(Data listing)

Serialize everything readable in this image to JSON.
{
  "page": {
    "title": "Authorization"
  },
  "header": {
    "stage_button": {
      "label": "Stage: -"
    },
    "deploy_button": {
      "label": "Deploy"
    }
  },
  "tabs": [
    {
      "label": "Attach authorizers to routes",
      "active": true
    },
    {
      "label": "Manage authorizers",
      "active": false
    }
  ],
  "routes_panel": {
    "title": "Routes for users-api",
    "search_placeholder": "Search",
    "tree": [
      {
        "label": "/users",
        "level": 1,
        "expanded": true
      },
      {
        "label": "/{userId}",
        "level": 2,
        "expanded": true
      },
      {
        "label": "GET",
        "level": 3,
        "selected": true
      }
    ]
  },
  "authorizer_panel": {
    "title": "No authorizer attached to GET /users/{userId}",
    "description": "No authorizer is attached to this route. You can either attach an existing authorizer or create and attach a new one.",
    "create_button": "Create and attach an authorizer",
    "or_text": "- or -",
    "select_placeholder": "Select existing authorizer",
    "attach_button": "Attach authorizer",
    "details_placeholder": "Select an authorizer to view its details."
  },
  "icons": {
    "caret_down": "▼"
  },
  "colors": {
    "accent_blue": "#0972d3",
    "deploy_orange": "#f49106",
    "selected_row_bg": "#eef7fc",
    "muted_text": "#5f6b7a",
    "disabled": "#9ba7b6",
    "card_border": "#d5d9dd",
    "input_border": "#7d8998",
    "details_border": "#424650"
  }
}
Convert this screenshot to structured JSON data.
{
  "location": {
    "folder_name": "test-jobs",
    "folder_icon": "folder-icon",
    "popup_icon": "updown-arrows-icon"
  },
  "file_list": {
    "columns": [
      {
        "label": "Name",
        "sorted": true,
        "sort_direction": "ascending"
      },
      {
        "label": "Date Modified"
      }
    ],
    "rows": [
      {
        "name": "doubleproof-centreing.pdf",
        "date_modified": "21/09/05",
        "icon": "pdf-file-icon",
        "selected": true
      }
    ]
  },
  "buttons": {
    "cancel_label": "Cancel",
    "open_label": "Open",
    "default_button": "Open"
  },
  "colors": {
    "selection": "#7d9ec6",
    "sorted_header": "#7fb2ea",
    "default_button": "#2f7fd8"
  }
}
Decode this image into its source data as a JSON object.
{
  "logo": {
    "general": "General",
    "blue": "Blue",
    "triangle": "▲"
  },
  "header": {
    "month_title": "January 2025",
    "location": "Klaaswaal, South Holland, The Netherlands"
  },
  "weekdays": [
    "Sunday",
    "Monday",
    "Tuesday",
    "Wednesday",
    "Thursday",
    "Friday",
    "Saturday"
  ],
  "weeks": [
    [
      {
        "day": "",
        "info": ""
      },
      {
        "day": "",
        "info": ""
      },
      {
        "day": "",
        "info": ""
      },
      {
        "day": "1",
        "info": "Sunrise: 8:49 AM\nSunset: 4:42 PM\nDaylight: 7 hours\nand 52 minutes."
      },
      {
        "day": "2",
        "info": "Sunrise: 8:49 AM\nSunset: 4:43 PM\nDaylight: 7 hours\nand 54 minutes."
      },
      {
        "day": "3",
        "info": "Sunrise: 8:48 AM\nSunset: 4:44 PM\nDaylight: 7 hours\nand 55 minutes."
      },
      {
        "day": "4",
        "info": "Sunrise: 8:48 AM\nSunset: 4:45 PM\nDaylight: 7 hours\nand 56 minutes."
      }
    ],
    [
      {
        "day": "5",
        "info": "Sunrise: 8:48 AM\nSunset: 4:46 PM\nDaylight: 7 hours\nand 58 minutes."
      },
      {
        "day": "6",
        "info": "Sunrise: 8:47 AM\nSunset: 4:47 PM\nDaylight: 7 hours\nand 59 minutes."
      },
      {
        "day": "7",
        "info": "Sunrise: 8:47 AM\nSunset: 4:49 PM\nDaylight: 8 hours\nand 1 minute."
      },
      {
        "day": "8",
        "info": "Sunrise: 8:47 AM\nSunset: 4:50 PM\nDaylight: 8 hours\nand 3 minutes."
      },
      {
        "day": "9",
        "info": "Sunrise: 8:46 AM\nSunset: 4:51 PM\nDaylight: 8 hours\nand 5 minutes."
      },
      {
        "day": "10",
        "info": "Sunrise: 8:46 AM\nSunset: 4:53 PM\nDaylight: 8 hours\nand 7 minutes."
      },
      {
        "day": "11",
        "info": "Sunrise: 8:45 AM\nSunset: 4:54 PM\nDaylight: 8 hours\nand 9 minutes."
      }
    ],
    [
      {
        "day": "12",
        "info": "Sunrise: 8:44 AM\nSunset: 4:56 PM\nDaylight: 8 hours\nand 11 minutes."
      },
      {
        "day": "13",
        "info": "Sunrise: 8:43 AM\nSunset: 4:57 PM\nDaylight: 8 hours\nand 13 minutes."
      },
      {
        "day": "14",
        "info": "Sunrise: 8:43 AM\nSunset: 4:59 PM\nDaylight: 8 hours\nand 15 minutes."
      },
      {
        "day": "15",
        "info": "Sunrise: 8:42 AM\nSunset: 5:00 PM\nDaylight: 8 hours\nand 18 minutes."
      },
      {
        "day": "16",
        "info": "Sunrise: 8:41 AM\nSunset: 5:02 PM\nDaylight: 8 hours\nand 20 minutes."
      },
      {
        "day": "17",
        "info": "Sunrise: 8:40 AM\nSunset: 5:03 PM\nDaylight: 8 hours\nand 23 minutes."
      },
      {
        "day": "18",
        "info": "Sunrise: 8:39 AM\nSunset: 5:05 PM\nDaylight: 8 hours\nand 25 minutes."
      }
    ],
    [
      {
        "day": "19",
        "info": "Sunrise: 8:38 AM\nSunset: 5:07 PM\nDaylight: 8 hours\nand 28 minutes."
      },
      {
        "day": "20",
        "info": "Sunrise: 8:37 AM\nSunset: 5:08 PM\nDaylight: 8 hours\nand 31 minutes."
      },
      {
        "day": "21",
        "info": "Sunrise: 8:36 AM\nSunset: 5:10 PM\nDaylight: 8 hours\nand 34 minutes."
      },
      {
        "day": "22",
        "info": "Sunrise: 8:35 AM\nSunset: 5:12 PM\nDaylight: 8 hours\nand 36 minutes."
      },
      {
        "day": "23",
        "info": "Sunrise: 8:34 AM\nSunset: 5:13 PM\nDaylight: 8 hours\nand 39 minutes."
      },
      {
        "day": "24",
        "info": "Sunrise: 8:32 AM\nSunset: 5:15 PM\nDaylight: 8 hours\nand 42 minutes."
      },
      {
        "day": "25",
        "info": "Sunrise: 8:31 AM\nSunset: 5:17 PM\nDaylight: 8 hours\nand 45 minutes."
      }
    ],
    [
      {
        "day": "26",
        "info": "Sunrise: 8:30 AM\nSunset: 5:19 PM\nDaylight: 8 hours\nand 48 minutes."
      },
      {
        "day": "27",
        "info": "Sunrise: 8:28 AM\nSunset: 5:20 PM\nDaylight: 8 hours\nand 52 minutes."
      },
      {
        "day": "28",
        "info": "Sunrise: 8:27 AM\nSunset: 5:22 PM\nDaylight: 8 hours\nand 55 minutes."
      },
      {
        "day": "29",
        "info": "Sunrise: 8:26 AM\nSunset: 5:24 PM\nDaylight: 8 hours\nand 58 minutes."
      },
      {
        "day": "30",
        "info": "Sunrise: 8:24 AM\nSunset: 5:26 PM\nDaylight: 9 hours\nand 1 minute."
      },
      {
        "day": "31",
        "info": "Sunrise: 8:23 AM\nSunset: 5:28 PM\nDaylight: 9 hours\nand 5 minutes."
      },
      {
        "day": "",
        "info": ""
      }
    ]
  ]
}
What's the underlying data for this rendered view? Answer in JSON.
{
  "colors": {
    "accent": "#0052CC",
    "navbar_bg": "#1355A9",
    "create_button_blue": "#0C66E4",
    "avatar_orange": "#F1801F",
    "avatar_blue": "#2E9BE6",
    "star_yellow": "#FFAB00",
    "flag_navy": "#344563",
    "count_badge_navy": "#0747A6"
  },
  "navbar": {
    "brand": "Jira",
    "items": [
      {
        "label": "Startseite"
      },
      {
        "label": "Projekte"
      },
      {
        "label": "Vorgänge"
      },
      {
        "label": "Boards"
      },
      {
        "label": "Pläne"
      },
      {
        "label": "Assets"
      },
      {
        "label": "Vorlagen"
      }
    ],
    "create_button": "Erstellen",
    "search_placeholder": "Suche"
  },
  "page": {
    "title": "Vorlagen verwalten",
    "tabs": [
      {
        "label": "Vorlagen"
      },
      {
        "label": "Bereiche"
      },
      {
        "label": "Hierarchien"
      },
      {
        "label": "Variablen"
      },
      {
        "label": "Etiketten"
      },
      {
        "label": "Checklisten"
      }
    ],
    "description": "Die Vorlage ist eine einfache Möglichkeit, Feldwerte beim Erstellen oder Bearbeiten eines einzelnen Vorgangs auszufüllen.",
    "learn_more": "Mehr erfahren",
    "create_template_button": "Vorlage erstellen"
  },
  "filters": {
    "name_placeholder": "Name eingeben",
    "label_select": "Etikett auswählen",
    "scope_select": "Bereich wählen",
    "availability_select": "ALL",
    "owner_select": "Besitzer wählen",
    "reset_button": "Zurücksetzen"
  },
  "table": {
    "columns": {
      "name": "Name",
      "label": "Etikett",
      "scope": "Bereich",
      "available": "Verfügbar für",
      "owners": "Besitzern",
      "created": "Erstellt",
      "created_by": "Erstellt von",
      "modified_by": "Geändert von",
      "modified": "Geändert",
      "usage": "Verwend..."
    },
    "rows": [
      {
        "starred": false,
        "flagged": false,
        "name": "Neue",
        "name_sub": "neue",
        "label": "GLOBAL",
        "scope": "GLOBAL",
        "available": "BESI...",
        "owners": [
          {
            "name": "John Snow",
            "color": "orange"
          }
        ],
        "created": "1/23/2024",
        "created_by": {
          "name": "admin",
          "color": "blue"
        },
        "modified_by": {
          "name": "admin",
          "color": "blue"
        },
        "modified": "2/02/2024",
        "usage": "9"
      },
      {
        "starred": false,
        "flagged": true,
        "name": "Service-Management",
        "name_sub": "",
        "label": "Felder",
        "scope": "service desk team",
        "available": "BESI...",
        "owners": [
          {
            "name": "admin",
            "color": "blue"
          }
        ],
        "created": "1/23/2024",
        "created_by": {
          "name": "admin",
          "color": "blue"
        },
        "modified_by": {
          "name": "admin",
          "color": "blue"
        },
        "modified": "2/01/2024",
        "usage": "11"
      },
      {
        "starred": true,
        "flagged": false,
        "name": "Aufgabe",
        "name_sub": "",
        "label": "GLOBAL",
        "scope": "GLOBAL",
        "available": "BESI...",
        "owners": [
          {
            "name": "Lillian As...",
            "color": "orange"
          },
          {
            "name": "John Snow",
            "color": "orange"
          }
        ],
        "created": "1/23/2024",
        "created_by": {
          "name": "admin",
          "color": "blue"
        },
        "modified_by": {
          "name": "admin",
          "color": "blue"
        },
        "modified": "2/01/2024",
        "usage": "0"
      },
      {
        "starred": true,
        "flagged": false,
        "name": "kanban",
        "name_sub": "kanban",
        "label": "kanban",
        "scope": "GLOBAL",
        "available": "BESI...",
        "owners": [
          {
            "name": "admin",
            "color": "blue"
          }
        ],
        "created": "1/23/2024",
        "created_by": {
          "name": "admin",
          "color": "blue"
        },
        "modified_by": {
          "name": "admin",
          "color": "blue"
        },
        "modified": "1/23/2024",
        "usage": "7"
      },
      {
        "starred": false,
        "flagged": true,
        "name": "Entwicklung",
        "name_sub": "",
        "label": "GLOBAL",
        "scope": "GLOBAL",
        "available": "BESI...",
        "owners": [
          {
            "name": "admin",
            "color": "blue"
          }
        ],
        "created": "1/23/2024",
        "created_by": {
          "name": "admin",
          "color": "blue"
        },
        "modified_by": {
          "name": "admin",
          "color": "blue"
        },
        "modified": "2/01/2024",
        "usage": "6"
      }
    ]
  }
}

**Work to complete**: Show the lines of the records that include the string "image".

**Result**:
Serialize everything readable in this image to JSON.
Decode this image into its source data as a JSON object.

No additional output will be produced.